Items listed in a dataset.
*-*-*

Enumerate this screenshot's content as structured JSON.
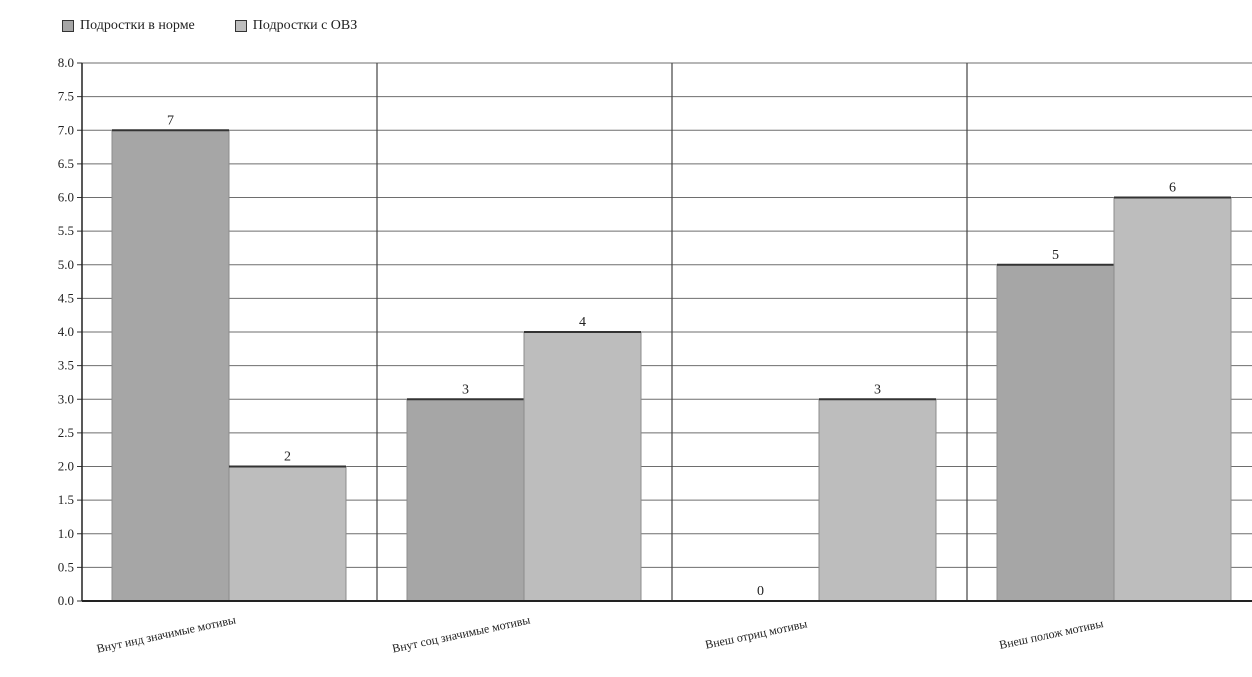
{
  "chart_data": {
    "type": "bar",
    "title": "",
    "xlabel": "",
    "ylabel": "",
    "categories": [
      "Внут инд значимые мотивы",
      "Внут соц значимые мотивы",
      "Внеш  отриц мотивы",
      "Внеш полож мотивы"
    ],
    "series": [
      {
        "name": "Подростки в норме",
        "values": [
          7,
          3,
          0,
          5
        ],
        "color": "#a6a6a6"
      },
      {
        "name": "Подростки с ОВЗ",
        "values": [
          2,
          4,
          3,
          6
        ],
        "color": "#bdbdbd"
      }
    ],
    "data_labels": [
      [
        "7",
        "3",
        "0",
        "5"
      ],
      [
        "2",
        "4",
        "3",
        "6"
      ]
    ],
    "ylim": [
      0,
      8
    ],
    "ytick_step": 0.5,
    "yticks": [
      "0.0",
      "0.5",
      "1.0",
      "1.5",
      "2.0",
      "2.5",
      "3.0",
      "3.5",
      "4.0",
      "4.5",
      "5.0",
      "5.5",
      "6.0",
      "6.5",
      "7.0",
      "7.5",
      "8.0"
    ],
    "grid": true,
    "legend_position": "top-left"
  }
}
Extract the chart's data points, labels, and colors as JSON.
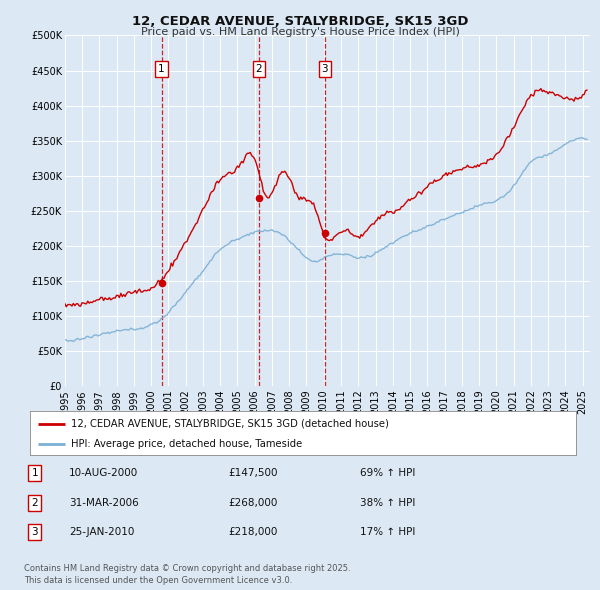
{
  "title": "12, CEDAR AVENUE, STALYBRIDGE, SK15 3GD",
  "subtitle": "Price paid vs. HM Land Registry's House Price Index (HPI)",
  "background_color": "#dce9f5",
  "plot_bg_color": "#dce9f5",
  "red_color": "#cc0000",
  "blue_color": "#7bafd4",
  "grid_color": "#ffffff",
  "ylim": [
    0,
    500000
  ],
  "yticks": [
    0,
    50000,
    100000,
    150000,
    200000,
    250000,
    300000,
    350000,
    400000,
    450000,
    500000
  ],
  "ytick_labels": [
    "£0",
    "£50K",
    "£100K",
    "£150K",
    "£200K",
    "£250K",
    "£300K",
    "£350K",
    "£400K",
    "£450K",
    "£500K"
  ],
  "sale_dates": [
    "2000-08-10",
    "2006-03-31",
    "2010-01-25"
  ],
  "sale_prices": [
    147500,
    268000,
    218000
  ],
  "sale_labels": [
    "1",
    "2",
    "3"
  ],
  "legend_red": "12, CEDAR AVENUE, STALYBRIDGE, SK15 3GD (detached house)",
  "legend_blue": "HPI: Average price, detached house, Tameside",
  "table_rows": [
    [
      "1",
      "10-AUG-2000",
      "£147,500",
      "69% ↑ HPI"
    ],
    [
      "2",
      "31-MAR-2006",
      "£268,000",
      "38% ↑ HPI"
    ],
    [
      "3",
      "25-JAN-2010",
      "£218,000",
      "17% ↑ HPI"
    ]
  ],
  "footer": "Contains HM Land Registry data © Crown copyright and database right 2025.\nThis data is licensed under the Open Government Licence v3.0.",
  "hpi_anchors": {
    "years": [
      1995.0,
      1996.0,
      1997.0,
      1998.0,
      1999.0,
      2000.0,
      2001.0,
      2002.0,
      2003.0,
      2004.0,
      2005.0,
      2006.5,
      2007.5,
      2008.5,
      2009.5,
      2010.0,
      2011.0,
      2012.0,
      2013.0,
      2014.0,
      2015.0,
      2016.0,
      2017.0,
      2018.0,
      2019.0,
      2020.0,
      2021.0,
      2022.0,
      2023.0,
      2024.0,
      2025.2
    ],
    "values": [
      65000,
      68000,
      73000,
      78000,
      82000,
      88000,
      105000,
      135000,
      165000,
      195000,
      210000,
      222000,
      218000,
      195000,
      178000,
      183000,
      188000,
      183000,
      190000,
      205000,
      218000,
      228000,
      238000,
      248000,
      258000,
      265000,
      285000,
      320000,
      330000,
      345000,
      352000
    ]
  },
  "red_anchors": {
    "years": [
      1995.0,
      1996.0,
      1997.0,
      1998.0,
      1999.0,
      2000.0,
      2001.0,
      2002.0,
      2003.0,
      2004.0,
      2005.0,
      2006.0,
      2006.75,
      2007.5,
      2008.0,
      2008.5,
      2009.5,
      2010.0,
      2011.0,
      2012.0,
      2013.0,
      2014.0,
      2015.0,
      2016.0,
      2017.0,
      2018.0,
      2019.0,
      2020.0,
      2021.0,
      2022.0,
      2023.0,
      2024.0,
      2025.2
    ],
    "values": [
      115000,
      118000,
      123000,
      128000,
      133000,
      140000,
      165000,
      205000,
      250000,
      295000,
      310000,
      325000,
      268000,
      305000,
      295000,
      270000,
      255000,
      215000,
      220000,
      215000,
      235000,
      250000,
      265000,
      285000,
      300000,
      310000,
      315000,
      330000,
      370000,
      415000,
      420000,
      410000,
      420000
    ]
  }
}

*-*-*

Quote in full the listing given above; the images are to be left out.

Enumerate this screenshot's content as structured JSON.
{
  "chart_data": {
    "type": "bar",
    "title": "",
    "xlabel": "",
    "ylabel": "",
    "categories": [
      "Внут инд значимые мотивы",
      "Внут соц значимые мотивы",
      "Внеш  отриц мотивы",
      "Внеш полож мотивы"
    ],
    "series": [
      {
        "name": "Подростки в норме",
        "values": [
          7,
          3,
          0,
          5
        ],
        "color": "#a6a6a6"
      },
      {
        "name": "Подростки с ОВЗ",
        "values": [
          2,
          4,
          3,
          6
        ],
        "color": "#bdbdbd"
      }
    ],
    "data_labels": [
      [
        "7",
        "3",
        "0",
        "5"
      ],
      [
        "2",
        "4",
        "3",
        "6"
      ]
    ],
    "ylim": [
      0,
      8
    ],
    "ytick_step": 0.5,
    "yticks": [
      "0.0",
      "0.5",
      "1.0",
      "1.5",
      "2.0",
      "2.5",
      "3.0",
      "3.5",
      "4.0",
      "4.5",
      "5.0",
      "5.5",
      "6.0",
      "6.5",
      "7.0",
      "7.5",
      "8.0"
    ],
    "grid": true,
    "legend_position": "top-left"
  }
}
Extract the chart's data points, labels, and colors as JSON.
{
  "title": "12, CEDAR AVENUE, STALYBRIDGE, SK15 3GD",
  "subtitle": "Price paid vs. HM Land Registry's House Price Index (HPI)",
  "background_color": "#dce9f5",
  "plot_bg_color": "#dce9f5",
  "red_color": "#cc0000",
  "blue_color": "#7bafd4",
  "grid_color": "#ffffff",
  "ylim": [
    0,
    500000
  ],
  "yticks": [
    0,
    50000,
    100000,
    150000,
    200000,
    250000,
    300000,
    350000,
    400000,
    450000,
    500000
  ],
  "ytick_labels": [
    "£0",
    "£50K",
    "£100K",
    "£150K",
    "£200K",
    "£250K",
    "£300K",
    "£350K",
    "£400K",
    "£450K",
    "£500K"
  ],
  "sale_dates": [
    "2000-08-10",
    "2006-03-31",
    "2010-01-25"
  ],
  "sale_prices": [
    147500,
    268000,
    218000
  ],
  "sale_labels": [
    "1",
    "2",
    "3"
  ],
  "legend_red": "12, CEDAR AVENUE, STALYBRIDGE, SK15 3GD (detached house)",
  "legend_blue": "HPI: Average price, detached house, Tameside",
  "table_rows": [
    [
      "1",
      "10-AUG-2000",
      "£147,500",
      "69% ↑ HPI"
    ],
    [
      "2",
      "31-MAR-2006",
      "£268,000",
      "38% ↑ HPI"
    ],
    [
      "3",
      "25-JAN-2010",
      "£218,000",
      "17% ↑ HPI"
    ]
  ],
  "footer": "Contains HM Land Registry data © Crown copyright and database right 2025.\nThis data is licensed under the Open Government Licence v3.0.",
  "hpi_anchors": {
    "years": [
      1995.0,
      1996.0,
      1997.0,
      1998.0,
      1999.0,
      2000.0,
      2001.0,
      2002.0,
      2003.0,
      2004.0,
      2005.0,
      2006.5,
      2007.5,
      2008.5,
      2009.5,
      2010.0,
      2011.0,
      2012.0,
      2013.0,
      2014.0,
      2015.0,
      2016.0,
      2017.0,
      2018.0,
      2019.0,
      2020.0,
      2021.0,
      2022.0,
      2023.0,
      2024.0,
      2025.2
    ],
    "values": [
      65000,
      68000,
      73000,
      78000,
      82000,
      88000,
      105000,
      135000,
      165000,
      195000,
      210000,
      222000,
      218000,
      195000,
      178000,
      183000,
      188000,
      183000,
      190000,
      205000,
      218000,
      228000,
      238000,
      248000,
      258000,
      265000,
      285000,
      320000,
      330000,
      345000,
      352000
    ]
  },
  "red_anchors": {
    "years": [
      1995.0,
      1996.0,
      1997.0,
      1998.0,
      1999.0,
      2000.0,
      2001.0,
      2002.0,
      2003.0,
      2004.0,
      2005.0,
      2006.0,
      2006.75,
      2007.5,
      2008.0,
      2008.5,
      2009.5,
      2010.0,
      2011.0,
      2012.0,
      2013.0,
      2014.0,
      2015.0,
      2016.0,
      2017.0,
      2018.0,
      2019.0,
      2020.0,
      2021.0,
      2022.0,
      2023.0,
      2024.0,
      2025.2
    ],
    "values": [
      115000,
      118000,
      123000,
      128000,
      133000,
      140000,
      165000,
      205000,
      250000,
      295000,
      310000,
      325000,
      268000,
      305000,
      295000,
      270000,
      255000,
      215000,
      220000,
      215000,
      235000,
      250000,
      265000,
      285000,
      300000,
      310000,
      315000,
      330000,
      370000,
      415000,
      420000,
      410000,
      420000
    ]
  }
}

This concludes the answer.